Begin

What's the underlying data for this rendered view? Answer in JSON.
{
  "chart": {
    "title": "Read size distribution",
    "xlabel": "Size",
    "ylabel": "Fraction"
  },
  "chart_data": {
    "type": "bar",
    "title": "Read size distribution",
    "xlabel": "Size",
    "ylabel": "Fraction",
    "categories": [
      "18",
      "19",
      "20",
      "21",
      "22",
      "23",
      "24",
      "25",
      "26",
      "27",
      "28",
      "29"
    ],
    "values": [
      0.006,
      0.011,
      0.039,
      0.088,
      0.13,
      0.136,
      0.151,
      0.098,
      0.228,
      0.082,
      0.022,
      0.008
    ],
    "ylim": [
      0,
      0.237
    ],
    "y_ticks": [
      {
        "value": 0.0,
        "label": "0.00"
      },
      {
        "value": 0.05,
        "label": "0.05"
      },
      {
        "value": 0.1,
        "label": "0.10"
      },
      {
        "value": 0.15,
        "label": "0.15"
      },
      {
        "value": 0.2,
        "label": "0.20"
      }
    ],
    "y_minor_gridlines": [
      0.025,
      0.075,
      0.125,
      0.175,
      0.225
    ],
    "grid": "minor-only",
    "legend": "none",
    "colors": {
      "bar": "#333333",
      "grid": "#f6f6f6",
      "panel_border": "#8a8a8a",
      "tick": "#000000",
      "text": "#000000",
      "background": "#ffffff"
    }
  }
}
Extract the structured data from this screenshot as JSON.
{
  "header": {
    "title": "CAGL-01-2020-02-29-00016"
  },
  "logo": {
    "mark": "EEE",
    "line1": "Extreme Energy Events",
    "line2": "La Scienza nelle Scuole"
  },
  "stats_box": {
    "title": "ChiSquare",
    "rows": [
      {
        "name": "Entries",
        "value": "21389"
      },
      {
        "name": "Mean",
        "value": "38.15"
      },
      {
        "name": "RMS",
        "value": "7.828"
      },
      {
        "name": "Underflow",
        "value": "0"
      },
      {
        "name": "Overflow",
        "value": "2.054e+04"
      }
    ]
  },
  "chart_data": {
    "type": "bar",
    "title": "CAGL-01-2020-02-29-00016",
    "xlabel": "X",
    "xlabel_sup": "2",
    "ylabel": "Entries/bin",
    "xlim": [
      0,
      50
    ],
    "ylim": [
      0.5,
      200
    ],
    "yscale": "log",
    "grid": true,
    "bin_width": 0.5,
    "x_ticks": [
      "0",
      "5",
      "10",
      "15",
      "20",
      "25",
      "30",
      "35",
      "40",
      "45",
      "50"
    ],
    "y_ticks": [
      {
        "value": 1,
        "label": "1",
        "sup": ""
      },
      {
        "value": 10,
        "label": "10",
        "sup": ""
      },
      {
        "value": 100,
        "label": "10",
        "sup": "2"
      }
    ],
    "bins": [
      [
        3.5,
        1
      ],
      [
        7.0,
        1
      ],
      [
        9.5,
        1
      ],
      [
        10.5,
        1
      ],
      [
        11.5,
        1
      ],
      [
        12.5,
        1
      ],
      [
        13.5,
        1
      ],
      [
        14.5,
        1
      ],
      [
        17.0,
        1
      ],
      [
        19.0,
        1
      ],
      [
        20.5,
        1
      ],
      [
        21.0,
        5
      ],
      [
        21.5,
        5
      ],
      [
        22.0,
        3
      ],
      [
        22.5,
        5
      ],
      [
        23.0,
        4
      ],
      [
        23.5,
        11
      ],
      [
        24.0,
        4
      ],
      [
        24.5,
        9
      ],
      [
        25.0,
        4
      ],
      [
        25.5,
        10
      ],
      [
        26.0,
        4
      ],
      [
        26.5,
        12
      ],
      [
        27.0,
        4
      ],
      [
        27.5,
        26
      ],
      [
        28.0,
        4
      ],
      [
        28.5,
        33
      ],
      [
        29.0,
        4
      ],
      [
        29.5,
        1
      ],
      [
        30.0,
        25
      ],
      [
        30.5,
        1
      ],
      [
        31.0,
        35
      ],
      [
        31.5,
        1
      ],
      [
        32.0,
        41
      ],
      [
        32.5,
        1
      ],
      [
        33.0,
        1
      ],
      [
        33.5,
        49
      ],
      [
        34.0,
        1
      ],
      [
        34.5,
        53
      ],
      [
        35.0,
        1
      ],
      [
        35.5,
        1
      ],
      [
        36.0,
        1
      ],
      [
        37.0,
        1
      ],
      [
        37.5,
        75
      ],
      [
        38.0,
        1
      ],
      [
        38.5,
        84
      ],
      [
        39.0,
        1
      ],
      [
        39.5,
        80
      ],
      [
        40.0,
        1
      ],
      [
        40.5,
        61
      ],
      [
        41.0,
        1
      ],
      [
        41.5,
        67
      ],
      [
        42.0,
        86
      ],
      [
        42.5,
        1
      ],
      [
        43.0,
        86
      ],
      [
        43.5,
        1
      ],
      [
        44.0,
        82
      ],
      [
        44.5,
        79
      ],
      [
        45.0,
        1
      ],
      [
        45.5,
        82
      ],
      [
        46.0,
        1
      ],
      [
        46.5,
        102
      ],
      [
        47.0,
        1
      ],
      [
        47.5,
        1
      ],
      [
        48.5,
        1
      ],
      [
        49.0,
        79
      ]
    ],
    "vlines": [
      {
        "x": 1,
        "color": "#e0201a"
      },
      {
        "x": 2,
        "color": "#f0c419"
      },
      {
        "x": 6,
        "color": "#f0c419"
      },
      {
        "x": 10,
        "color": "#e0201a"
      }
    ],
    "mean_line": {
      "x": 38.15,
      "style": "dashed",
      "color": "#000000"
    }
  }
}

End

__Instructions for the task__
Copy down every line of the material above that includes the string "title".

__Exercise result__
    "title": "Read size distribution",
    "title": "Read size distribution",
    "title": "CAGL-01-2020-02-29-00016"
    "title": "ChiSquare",
    "title": "CAGL-01-2020-02-29-00016",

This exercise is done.